REQUIREMENT: Read the entries below and pull out each line with the string "myself".

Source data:
════

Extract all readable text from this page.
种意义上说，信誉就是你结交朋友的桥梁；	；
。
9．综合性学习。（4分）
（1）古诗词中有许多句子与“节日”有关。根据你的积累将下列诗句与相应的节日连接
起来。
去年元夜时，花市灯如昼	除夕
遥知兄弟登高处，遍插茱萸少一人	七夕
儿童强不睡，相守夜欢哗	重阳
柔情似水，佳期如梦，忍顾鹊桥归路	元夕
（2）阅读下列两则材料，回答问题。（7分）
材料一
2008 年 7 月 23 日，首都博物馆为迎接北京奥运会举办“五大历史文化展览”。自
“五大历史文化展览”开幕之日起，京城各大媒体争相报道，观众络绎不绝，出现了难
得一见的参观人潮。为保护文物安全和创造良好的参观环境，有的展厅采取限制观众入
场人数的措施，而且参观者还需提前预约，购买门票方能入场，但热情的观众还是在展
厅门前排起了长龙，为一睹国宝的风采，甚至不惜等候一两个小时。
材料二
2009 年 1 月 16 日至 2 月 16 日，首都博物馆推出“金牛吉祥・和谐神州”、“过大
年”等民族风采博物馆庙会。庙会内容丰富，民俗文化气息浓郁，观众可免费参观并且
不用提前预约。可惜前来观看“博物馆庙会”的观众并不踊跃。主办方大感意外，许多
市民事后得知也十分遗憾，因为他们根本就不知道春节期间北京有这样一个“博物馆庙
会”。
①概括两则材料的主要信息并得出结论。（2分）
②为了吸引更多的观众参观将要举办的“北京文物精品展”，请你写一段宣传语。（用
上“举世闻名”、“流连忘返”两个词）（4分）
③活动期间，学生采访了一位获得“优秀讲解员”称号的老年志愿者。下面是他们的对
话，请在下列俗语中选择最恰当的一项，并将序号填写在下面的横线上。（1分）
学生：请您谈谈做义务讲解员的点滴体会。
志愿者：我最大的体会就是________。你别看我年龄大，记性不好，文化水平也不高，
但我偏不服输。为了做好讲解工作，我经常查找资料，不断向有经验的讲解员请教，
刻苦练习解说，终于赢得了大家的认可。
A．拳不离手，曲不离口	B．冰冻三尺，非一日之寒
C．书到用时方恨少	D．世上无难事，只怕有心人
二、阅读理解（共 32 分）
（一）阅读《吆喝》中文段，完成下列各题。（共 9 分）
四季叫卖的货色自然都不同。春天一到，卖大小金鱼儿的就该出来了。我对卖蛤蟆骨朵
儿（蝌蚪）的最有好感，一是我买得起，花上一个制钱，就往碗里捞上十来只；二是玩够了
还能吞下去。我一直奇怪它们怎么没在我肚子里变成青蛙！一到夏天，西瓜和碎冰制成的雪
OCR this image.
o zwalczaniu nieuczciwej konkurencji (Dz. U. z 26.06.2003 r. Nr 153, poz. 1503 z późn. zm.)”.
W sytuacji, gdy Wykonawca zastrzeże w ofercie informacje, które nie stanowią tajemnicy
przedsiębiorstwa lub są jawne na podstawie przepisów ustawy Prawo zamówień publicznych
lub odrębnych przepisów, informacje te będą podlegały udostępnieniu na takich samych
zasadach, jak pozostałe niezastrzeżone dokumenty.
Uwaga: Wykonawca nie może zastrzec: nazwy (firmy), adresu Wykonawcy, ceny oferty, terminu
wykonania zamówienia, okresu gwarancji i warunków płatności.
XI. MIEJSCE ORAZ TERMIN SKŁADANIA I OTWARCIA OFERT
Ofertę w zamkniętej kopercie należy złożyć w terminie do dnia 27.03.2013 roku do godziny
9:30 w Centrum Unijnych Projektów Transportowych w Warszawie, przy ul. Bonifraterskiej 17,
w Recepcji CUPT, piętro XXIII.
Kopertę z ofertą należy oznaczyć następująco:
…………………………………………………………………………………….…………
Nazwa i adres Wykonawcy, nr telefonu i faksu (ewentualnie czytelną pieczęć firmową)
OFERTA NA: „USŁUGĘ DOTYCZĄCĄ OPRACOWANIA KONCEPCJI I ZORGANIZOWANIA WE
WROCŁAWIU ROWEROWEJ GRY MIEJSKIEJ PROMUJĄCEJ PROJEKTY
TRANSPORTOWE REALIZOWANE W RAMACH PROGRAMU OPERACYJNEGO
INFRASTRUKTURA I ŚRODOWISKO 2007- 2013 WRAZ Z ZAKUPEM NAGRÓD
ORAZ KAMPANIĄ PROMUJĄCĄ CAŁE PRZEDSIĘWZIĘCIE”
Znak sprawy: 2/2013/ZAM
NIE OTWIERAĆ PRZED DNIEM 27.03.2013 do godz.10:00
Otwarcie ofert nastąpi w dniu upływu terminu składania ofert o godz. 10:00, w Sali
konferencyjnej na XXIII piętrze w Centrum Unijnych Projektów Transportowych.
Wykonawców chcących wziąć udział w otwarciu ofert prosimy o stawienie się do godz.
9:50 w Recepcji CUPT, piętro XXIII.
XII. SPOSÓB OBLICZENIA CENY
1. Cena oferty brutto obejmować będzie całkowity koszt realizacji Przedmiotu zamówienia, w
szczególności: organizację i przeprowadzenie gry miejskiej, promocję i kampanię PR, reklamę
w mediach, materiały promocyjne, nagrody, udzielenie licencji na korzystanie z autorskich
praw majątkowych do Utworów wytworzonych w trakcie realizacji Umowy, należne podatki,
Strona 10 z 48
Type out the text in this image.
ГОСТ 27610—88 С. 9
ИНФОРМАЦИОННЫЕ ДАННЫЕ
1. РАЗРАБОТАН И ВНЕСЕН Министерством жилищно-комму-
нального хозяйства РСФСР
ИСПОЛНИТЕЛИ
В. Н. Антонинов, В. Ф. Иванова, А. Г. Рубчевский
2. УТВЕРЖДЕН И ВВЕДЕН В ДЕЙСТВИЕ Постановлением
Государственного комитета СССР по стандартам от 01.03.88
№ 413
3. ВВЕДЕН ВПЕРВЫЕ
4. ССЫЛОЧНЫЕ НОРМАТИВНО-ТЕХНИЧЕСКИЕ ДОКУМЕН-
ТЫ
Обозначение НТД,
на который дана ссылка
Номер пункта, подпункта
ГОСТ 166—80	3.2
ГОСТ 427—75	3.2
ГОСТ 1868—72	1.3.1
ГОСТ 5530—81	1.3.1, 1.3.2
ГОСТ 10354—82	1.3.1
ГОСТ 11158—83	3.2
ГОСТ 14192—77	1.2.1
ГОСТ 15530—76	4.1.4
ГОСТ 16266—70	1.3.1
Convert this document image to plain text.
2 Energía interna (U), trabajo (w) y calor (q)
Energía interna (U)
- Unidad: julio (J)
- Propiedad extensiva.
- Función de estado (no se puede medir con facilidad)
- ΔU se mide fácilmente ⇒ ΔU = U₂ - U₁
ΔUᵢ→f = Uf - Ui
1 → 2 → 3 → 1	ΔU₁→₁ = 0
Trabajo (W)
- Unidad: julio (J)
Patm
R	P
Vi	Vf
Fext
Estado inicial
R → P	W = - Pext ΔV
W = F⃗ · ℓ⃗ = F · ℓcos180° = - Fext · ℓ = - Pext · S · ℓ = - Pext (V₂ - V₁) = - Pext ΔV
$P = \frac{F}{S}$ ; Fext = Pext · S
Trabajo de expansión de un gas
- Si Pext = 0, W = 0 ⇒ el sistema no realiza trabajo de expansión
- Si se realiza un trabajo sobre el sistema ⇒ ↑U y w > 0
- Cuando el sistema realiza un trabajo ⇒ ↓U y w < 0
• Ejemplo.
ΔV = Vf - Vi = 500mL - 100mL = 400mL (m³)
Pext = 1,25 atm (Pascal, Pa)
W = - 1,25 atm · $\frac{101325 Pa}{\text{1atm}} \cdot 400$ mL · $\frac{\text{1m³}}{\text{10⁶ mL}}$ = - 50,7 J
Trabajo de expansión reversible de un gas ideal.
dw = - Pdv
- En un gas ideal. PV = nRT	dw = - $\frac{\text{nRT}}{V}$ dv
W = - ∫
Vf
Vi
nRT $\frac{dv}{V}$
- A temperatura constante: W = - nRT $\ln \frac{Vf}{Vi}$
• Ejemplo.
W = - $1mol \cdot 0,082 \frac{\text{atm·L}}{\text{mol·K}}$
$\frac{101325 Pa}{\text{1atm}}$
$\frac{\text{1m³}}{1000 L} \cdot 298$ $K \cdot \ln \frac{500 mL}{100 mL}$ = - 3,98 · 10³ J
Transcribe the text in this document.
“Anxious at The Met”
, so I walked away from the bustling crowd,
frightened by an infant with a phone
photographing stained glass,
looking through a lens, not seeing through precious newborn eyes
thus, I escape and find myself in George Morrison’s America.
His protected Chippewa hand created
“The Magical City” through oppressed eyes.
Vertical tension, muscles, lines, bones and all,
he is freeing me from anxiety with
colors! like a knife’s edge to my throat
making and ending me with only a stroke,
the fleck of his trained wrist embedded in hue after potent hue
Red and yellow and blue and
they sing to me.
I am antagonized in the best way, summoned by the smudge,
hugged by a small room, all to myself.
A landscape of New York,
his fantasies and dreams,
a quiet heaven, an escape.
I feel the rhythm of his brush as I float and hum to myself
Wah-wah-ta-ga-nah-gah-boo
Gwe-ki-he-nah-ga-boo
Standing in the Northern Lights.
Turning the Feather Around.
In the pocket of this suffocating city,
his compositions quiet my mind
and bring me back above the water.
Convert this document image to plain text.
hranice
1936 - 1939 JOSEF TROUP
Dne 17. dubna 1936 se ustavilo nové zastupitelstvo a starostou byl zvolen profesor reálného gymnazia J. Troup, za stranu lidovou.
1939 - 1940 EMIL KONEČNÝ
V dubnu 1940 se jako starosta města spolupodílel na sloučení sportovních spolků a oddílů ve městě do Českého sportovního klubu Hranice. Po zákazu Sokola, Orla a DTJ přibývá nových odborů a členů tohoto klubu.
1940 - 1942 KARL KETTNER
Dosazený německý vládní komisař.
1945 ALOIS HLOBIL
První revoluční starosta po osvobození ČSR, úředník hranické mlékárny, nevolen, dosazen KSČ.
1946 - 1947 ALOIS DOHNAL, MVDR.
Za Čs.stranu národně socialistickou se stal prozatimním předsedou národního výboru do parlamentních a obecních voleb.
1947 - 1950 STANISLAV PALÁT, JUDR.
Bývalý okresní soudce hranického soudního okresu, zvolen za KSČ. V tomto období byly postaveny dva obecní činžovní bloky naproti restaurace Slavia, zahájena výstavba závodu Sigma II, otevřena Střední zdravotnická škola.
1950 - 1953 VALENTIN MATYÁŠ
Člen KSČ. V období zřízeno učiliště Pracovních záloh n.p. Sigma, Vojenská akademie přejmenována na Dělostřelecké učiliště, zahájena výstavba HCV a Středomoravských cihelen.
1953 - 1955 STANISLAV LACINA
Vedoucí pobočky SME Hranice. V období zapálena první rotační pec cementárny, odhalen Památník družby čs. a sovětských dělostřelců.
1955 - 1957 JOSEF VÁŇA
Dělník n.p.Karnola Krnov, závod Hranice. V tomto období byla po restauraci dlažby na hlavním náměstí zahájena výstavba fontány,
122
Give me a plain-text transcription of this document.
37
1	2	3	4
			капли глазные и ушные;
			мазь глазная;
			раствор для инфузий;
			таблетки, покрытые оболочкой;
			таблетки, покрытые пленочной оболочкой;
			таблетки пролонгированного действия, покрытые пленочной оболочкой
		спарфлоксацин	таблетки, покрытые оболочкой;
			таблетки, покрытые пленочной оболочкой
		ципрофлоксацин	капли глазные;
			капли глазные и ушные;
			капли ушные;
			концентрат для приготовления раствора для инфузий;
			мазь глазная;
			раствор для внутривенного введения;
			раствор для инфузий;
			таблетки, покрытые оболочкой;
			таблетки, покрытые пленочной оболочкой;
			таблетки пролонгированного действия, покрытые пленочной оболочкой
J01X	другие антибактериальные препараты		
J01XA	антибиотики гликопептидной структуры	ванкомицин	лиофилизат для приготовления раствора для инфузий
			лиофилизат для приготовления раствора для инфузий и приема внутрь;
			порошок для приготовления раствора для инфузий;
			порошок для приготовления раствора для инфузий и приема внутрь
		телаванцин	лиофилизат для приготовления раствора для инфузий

════

TASK RESULT:
thus, I escape and find myself in George Morrison’s America.
hugged by a small room, all to myself.
I feel the rhythm of his brush as I float and hum to myself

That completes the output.